* START GIVEN DATA *
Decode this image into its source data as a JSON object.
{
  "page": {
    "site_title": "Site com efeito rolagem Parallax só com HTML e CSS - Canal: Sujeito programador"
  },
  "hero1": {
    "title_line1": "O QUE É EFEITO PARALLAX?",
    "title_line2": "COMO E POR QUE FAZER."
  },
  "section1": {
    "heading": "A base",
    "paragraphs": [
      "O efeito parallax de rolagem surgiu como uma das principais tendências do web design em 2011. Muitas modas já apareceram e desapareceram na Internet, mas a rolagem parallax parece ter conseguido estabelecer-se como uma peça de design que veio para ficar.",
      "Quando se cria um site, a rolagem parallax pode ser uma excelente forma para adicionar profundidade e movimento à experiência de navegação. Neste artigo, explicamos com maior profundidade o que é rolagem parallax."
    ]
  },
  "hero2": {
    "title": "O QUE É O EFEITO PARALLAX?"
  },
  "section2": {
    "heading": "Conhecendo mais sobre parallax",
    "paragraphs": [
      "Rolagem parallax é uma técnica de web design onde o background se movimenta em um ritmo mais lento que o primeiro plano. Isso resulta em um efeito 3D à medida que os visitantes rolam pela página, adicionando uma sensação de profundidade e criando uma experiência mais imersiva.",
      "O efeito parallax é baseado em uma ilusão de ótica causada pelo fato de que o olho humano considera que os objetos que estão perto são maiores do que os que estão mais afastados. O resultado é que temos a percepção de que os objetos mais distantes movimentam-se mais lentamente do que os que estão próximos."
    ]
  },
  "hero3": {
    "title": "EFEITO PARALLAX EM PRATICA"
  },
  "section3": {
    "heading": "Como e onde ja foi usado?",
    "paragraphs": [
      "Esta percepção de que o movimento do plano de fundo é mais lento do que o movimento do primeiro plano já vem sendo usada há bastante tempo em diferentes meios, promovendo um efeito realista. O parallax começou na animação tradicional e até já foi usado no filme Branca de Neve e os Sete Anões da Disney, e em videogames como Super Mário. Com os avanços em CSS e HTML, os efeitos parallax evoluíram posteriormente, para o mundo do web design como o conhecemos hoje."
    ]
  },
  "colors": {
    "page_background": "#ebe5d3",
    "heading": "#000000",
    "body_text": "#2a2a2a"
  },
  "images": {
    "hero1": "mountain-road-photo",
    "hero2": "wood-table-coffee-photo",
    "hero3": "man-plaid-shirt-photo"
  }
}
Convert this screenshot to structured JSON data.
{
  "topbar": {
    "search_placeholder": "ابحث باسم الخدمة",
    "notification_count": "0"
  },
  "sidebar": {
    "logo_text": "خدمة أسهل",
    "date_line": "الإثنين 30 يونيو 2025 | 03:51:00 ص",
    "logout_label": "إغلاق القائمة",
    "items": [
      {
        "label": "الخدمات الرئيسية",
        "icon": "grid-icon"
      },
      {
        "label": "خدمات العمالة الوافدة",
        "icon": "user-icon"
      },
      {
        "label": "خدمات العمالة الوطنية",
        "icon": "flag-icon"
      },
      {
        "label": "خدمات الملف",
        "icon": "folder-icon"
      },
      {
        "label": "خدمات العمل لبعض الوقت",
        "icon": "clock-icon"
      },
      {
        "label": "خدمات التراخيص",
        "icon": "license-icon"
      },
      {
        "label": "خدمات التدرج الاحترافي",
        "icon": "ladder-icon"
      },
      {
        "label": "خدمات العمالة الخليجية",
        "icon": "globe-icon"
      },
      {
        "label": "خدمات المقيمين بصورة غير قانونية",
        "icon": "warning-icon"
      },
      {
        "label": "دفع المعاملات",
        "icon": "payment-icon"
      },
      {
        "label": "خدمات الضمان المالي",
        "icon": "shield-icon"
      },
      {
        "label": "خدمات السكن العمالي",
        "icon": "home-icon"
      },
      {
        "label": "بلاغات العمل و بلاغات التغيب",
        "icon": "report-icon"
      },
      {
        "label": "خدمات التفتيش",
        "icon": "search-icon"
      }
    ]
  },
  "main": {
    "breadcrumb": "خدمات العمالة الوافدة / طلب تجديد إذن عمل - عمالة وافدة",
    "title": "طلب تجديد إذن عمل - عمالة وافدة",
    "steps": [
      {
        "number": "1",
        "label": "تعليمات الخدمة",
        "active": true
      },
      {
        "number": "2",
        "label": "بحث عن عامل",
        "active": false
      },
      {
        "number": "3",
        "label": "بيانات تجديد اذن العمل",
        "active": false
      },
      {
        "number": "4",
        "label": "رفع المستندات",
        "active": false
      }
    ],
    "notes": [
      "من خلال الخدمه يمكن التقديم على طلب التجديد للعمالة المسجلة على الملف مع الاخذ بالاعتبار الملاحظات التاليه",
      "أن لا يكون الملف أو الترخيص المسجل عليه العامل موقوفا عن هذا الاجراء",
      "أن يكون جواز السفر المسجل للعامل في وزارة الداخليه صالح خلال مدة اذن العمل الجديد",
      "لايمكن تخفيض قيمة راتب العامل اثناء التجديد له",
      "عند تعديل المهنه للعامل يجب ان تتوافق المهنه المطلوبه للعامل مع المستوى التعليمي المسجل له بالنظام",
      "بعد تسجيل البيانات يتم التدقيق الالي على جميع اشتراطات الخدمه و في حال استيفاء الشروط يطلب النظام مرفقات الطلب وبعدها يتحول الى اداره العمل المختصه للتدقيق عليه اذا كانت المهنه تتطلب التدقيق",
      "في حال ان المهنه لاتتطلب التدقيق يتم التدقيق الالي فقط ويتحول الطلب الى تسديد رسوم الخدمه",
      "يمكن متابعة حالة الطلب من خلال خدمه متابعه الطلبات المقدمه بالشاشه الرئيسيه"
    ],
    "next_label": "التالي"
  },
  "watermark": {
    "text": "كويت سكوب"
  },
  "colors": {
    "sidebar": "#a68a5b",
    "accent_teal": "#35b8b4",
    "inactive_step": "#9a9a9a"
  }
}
* END GIVEN DATA *
# TO BE DONE
A single figure is required: the number of lines above in which the word "percepção" occurs.

# COMPLETE ANSWER
2